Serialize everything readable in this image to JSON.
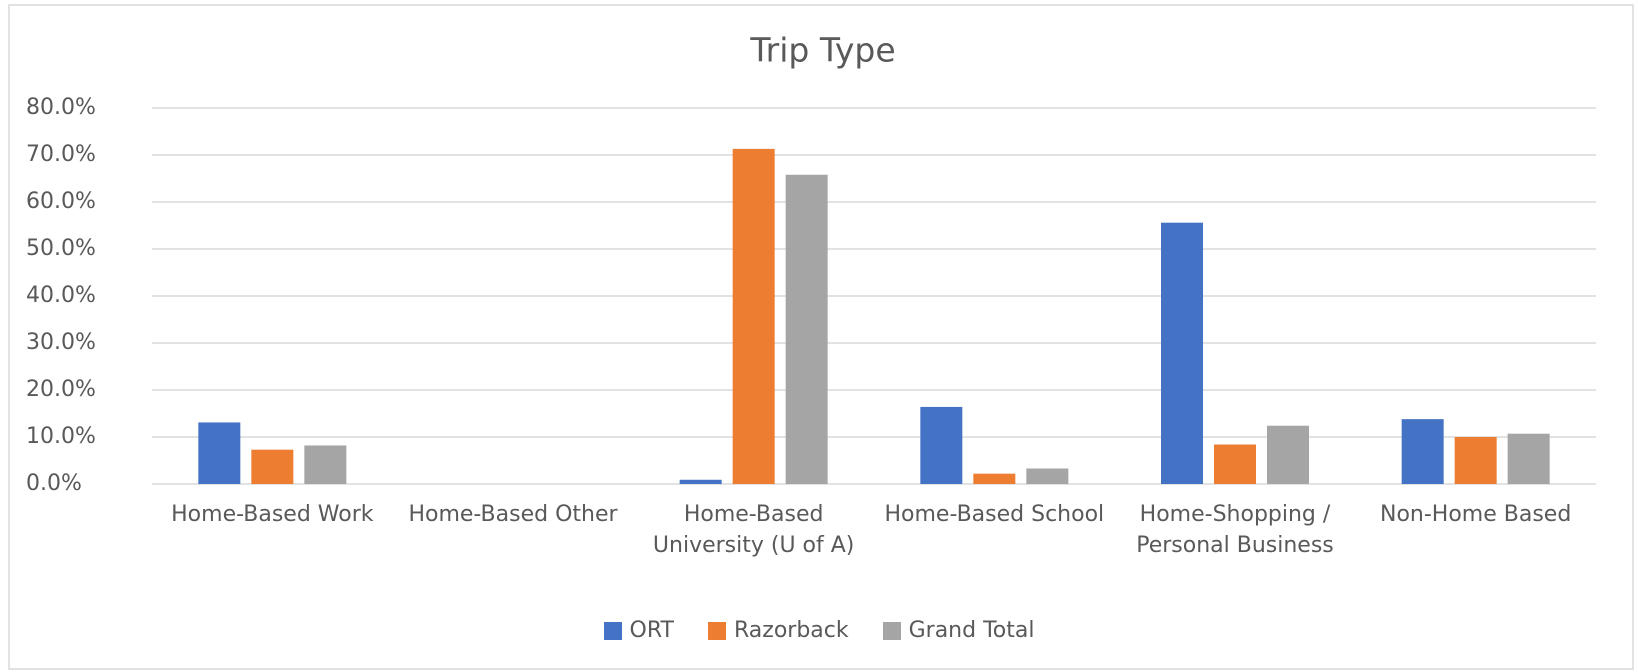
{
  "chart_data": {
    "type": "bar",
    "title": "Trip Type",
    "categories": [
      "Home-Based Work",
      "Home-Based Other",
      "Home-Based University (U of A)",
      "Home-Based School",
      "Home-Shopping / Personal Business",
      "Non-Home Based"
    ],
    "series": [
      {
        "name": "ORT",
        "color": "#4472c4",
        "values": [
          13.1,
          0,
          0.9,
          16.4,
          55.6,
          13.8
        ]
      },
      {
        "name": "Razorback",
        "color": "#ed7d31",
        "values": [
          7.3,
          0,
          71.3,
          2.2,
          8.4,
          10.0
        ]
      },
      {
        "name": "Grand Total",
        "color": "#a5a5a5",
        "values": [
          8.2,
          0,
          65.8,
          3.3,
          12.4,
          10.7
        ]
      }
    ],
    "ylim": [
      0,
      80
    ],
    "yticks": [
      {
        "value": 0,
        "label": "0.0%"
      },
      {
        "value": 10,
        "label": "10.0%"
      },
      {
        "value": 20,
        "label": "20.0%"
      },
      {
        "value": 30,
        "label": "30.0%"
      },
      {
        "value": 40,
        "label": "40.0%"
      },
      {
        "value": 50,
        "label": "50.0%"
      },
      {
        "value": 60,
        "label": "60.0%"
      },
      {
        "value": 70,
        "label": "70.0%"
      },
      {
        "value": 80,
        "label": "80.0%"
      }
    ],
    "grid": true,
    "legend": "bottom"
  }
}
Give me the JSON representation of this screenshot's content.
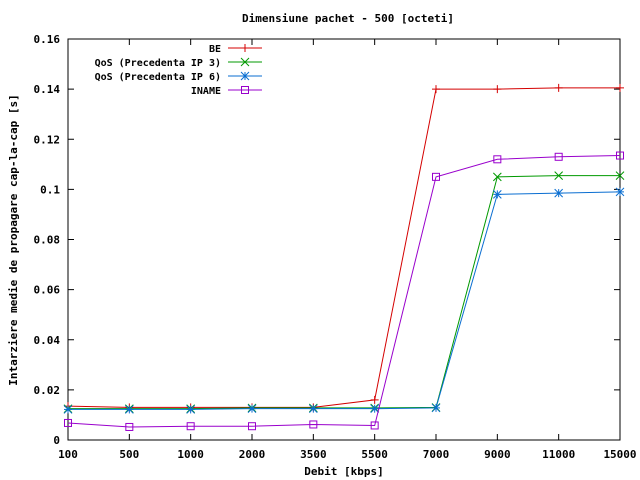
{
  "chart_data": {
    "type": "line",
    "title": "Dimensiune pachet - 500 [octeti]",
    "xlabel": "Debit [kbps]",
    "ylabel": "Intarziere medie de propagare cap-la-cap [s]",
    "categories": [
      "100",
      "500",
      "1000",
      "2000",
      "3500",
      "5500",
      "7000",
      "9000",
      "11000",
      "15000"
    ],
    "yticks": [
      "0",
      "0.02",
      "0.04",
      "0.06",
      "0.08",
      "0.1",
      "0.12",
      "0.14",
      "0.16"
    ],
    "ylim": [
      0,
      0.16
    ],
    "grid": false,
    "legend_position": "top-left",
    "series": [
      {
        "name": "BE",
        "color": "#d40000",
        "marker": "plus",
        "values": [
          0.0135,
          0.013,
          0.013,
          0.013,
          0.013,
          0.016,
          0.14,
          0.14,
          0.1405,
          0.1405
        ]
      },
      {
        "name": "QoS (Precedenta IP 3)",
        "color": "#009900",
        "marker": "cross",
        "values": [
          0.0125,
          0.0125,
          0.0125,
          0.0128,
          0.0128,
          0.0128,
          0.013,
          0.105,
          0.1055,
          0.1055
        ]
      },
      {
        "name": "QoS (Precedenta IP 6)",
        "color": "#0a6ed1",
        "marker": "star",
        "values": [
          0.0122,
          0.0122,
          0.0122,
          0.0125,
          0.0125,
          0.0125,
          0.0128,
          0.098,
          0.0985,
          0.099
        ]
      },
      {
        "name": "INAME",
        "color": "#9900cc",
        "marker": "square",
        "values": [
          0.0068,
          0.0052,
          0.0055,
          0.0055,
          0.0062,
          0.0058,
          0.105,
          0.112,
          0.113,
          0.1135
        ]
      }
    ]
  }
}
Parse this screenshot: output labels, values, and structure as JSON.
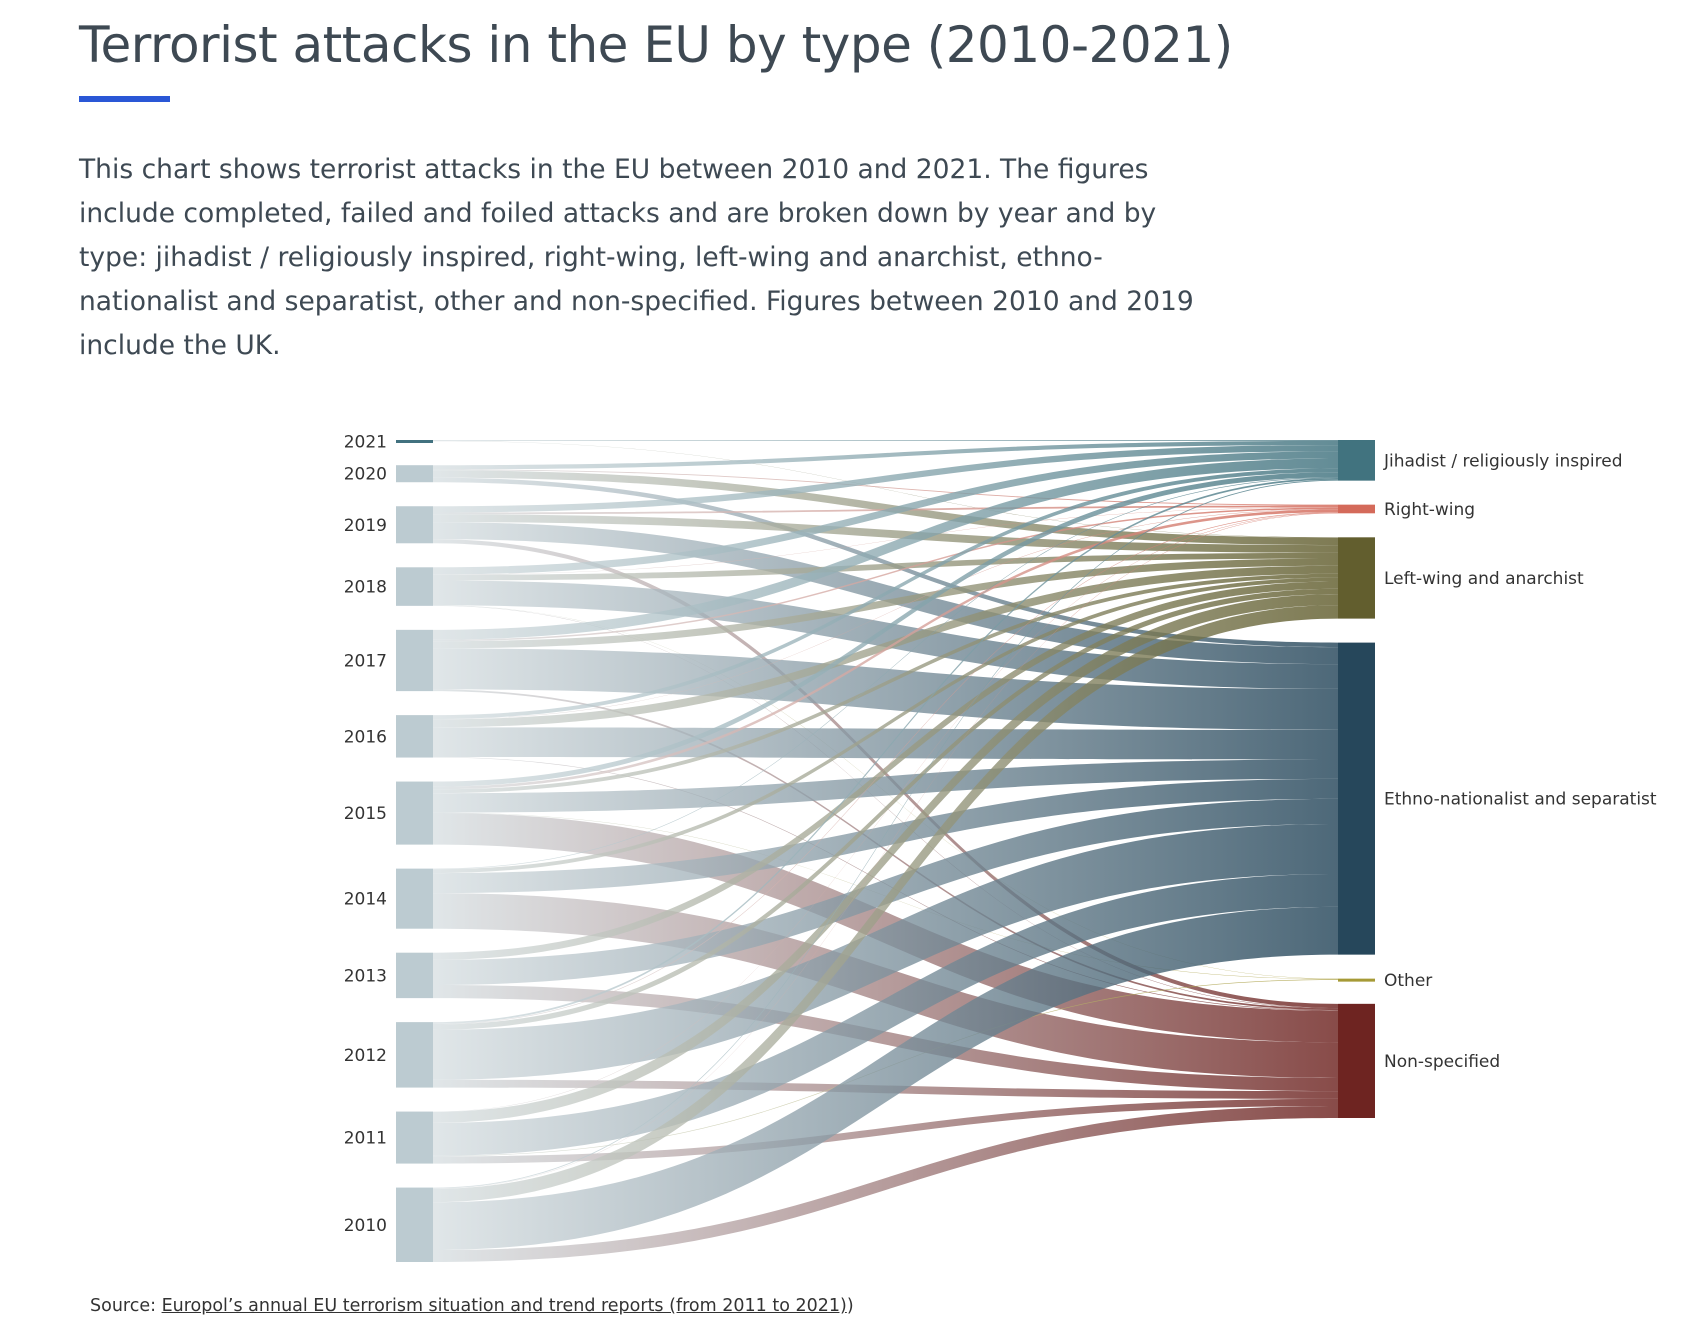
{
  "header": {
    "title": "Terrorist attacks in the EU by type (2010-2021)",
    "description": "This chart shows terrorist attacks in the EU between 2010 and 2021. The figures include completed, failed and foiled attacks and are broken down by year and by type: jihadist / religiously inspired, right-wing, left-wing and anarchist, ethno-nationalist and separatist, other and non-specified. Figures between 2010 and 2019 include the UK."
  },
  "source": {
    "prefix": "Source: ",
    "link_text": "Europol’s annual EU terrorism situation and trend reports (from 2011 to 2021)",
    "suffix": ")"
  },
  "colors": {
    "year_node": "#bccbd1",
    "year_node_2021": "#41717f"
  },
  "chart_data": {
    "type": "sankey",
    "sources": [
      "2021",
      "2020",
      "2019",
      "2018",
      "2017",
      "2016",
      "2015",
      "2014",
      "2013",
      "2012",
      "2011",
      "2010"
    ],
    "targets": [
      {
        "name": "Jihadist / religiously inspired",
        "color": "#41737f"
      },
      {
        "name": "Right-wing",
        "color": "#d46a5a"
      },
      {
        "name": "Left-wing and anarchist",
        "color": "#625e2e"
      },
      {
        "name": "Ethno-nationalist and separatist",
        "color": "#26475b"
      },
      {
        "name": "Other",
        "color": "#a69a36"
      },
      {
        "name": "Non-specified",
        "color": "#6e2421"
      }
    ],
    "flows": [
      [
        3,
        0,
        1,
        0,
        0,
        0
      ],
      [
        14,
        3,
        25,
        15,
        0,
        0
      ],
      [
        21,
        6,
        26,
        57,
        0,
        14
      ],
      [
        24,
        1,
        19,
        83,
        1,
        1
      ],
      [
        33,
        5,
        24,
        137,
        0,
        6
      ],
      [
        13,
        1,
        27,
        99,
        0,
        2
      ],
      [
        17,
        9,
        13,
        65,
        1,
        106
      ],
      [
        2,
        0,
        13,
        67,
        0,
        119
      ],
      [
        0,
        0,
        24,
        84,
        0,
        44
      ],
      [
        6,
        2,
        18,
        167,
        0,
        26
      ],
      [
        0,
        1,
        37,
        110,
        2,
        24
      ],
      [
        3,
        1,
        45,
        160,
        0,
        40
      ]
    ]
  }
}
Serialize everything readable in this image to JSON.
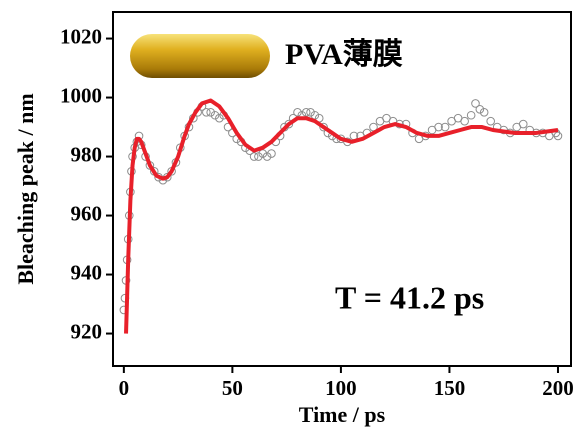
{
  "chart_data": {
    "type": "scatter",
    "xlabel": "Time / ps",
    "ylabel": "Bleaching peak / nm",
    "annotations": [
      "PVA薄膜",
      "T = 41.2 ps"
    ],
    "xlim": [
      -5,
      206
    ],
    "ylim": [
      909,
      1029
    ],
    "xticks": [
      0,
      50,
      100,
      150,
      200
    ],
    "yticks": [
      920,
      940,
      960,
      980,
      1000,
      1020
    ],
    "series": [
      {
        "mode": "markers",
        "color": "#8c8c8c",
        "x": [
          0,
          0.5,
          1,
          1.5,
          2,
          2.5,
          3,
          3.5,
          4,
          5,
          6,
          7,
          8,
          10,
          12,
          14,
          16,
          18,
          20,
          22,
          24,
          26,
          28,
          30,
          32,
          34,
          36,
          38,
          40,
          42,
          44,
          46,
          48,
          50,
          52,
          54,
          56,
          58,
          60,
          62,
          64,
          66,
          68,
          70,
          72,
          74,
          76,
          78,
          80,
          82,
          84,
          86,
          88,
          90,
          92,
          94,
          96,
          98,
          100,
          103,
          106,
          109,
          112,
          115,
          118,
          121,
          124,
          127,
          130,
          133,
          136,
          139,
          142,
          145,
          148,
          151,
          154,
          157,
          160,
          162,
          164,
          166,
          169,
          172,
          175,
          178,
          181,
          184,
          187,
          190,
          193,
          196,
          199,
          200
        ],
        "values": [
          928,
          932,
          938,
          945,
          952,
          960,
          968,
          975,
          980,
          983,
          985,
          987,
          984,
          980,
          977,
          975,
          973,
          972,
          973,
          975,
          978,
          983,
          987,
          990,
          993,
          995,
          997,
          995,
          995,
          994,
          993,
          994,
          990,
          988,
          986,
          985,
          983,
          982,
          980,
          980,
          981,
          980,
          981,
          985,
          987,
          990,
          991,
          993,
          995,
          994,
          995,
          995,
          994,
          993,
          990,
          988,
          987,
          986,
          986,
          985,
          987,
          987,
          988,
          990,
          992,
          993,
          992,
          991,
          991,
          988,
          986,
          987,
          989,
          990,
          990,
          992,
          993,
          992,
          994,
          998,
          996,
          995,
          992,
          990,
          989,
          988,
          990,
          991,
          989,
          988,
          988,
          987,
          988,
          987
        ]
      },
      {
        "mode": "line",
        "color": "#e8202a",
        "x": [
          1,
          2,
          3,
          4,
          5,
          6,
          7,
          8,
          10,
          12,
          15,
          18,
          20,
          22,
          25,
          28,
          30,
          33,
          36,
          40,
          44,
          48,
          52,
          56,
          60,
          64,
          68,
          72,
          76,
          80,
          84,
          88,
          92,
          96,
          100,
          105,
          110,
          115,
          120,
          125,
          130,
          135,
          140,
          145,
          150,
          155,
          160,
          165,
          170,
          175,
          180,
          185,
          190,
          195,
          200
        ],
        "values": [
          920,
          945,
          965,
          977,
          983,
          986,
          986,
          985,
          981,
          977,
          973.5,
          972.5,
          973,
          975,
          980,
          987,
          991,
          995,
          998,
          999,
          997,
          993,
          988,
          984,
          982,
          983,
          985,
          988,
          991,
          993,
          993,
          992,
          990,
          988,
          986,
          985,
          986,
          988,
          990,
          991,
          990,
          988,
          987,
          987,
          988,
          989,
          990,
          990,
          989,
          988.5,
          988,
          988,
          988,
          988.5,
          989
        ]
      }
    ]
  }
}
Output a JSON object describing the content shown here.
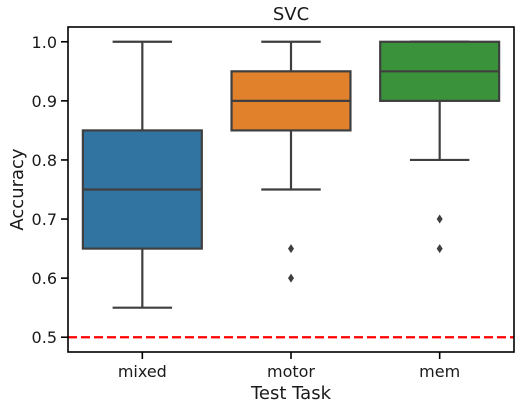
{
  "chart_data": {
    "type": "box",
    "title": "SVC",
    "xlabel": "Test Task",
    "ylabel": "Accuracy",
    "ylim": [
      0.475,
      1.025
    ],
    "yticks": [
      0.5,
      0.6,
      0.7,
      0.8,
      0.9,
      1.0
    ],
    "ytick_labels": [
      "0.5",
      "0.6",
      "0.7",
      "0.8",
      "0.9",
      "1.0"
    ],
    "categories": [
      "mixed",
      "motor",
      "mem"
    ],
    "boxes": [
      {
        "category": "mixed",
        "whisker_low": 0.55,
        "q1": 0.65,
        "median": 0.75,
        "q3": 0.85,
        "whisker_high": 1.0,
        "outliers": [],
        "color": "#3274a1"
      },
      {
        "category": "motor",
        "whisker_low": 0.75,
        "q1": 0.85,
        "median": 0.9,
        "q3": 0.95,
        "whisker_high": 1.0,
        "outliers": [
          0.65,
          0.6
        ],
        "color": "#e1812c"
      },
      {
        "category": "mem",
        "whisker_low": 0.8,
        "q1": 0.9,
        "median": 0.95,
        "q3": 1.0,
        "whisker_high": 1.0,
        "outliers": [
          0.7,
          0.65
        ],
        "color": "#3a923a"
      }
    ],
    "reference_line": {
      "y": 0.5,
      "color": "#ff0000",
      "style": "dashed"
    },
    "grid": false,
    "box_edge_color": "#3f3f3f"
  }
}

======

| What you are asked to do |
Write out an exact copy of the lines beginning at the line that contains "Output a JSON" and ending at the last line of the listing. Exclude pictures.

| Output of the task |
Output a JSON object describing the content shown here.
{
  "chart_data": {
    "type": "box",
    "title": "SVC",
    "xlabel": "Test Task",
    "ylabel": "Accuracy",
    "ylim": [
      0.475,
      1.025
    ],
    "yticks": [
      0.5,
      0.6,
      0.7,
      0.8,
      0.9,
      1.0
    ],
    "ytick_labels": [
      "0.5",
      "0.6",
      "0.7",
      "0.8",
      "0.9",
      "1.0"
    ],
    "categories": [
      "mixed",
      "motor",
      "mem"
    ],
    "boxes": [
      {
        "category": "mixed",
        "whisker_low": 0.55,
        "q1": 0.65,
        "median": 0.75,
        "q3": 0.85,
        "whisker_high": 1.0,
        "outliers": [],
        "color": "#3274a1"
      },
      {
        "category": "motor",
        "whisker_low": 0.75,
        "q1": 0.85,
        "median": 0.9,
        "q3": 0.95,
        "whisker_high": 1.0,
        "outliers": [
          0.65,
          0.6
        ],
        "color": "#e1812c"
      },
      {
        "category": "mem",
        "whisker_low": 0.8,
        "q1": 0.9,
        "median": 0.95,
        "q3": 1.0,
        "whisker_high": 1.0,
        "outliers": [
          0.7,
          0.65
        ],
        "color": "#3a923a"
      }
    ],
    "reference_line": {
      "y": 0.5,
      "color": "#ff0000",
      "style": "dashed"
    },
    "grid": false,
    "box_edge_color": "#3f3f3f"
  }
}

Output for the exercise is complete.